
    http://www.tijolaco.com.br/blog/33027-2/

  5. Carlos Frederico Alverga, você contribui sempre para esclarecer os mais novos frequentadores do Blog, passagens dramáticas de nossa história política. Conheço Fernando Brito que foi asssessor de Brizola ainda muito jovem. Foi muito importante a reprodução da entrevista de Geneton como todas que fez em sua vida. Os fatos existiram mas como você sabe Alverga, todos os fatos geram versões que se completam. Vou a seguir dar uma versão para complementar o que foi dito.

  6. Em 1961 quando da renúncia do presidente Janio Quadros, a sociedade esperava a posse pacifica do vice-presidente João Belchior Marquês Goulart. Mas os militares impediram sua posse. Leonel Brizola governador do Rio Grande do Sul, ao certificar-se do impedimento deu uma declaração: “Se os militares rasgarem a Constituição, levantarei o povo gaucho em armas”. Começou a mobilização com o povo acorrendo ao Palácio Piratini. O clima de revolta tomou grande dimensão. Brizola telefona para o general Machado Lopes que no segundo telefonema diz a Brizola que perguntava o que estava pensando: Governador sou um soldado não posso resolver assim, fico com o Exército. Brizola retrucou dizendo que defenderia intransigentemente a Constituição.

  7. Depois de requisitar a Rádio Guaiba e comunicar ao povo gaucho o que estava acontecendo.Brizola pediu as famílias que se afastassem com suas crianças do centro de Porto Alegre. Apelou para que viessem até ao Palácio os que estivessem dispostos a lutar. A proclamação calou fundo na mente o no sentimento sentimento do povo gucho e entrou pelos quartéis adentro. Em frente ao palácio 100.000 mil pessoas se concentram pedindo armas.

  8. Ok Aquino, obrigado pela atenção. Aproveito para recomendar dois novos livros interessantes sobre Brizola, um de autoria de seu filho mais novo João Otávio contando suas impressões sobre a atividade política do pai e outro de Clóvis Brigagão, ex assessor internacional do PDT e que cobre o período da vida política de Brizola que vai da expulsão do Uruguai em setembro de 77, passando pelo exílio em Nova Iorque e Lisboa, abordando os contatos que Brizola fez em 79 com os principais líderes da social democracia européia da época, tais como Mário Soares (Portugal), Felipe Gonzalez (Espanha), Miterrand (França) entre outros. Abraço do Alverga.

▶ **Dados registrados**:
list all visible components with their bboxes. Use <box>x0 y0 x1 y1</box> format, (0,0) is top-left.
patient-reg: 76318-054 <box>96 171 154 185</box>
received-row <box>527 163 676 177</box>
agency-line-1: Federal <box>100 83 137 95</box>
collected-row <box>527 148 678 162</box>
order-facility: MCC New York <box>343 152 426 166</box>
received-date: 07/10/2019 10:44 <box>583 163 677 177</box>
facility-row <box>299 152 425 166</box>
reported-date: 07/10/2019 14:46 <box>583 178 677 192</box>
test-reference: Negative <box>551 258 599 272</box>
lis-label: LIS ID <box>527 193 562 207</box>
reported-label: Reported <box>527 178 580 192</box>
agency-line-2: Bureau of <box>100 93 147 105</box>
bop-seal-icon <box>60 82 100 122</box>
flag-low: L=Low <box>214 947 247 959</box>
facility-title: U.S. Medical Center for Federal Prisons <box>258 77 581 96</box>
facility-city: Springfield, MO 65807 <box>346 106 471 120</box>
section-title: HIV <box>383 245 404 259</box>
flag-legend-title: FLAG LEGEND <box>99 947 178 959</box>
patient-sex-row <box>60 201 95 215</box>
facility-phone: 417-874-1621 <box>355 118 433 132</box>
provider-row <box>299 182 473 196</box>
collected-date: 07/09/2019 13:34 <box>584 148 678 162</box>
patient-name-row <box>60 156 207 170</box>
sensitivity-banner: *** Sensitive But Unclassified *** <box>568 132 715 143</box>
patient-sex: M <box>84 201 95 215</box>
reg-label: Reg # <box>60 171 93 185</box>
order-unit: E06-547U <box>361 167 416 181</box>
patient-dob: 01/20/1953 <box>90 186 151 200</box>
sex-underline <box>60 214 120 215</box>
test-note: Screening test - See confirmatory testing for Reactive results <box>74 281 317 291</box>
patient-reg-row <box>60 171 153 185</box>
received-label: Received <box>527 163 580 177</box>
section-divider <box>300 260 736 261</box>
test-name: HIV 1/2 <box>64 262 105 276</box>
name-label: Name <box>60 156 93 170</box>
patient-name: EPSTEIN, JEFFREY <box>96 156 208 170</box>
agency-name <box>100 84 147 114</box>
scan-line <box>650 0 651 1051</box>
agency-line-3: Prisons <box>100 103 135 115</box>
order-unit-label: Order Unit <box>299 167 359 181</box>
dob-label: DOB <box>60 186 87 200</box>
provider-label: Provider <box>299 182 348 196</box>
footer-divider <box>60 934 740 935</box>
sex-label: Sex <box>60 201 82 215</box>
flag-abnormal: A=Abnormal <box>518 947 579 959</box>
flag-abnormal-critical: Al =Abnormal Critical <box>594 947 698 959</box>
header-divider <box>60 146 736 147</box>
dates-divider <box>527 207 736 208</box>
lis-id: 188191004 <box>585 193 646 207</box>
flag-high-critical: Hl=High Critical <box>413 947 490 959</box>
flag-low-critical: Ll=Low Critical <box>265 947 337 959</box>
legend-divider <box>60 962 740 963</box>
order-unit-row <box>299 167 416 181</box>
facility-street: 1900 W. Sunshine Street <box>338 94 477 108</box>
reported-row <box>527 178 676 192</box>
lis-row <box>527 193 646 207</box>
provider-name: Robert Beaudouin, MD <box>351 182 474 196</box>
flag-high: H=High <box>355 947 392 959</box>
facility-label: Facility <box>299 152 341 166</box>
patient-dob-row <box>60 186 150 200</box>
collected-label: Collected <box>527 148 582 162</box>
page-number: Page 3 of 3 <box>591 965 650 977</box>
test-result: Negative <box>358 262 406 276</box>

▶ **Tarefas**:
1 – No texto sobre Brizola, qual rádio Brizola requisitou para comunicar ao povo gaúcho o que estava acontecendo?
2 – Retome o texto sobre Brizola e continue-o a partir da última frase apresentada.
Os dados constituem um material separado do texto sobre Brizola.

▶ **Respostas esperadas**:
1 – A Rádio Guaiba.

2 –
  9. Brizola pos a Brigada Militar Gaucha de prontidão rigorosa e tentou falar com alguns generais que não vinham ao telefone. Continuou telefonando e falou com o general Oromar Osório, que já se definira em favor da legalidade e pediu ao governador que pusesse à sua disposição trens e caminhões, porque sua Divisão, sediada em Santiago, já estava “limpa e sobre rodas”. Na manhã de 26 de Agosto, sem dormir Brizola recebe um telefonema de um rádio-amador, nervoso e alarmado. Ouvira instruções do Ministério da Guerra em Brasília, no sentido que o III Exército silenciasse de qualquer forma o Governo do Rio Grande do Sul. As instruções eram duras: o III Exército deveria usar toda força necessária, inclusive a Base Aérea de Canoas. Brizola agradeceu o aviso, mas, achou a informação fantasiosa. Mudou de opinião quando outros radios-amadores a confirmaram.

  10. Alverga, estive no escritório de Trajano Ribeiro que me disse o dia que seria lançado o livro sobre Brizola escrito por Clóvis Brigagão. Logo que saiu o livro em 2015 comprei. Obrigado, valeu.

  11. Houve revolta na Base aérea de Gravatai, Quartel-General da V Zona Aérea, contra as ordens do Ministério da Guerra para bombardear o Palácio Piratini.Os aviões foram impedidos pelos sargentos de levantar vôo. Os ânimos se agravaram entre oficiais e sargentos só amainando quando se decidiu que os partidários dos três Ministros militares podiam seguir para o centro do País num avião de passageiros. O General Machado Lopes comandante do III Exército que já tinha aderido ao governador Brizola. Imediatamente nomeou o para o Comando da V Zona Aérea o tenente-coronel da FAB Alfeu Monteiro, morto a tiros imediatamente após o golpe de 1964.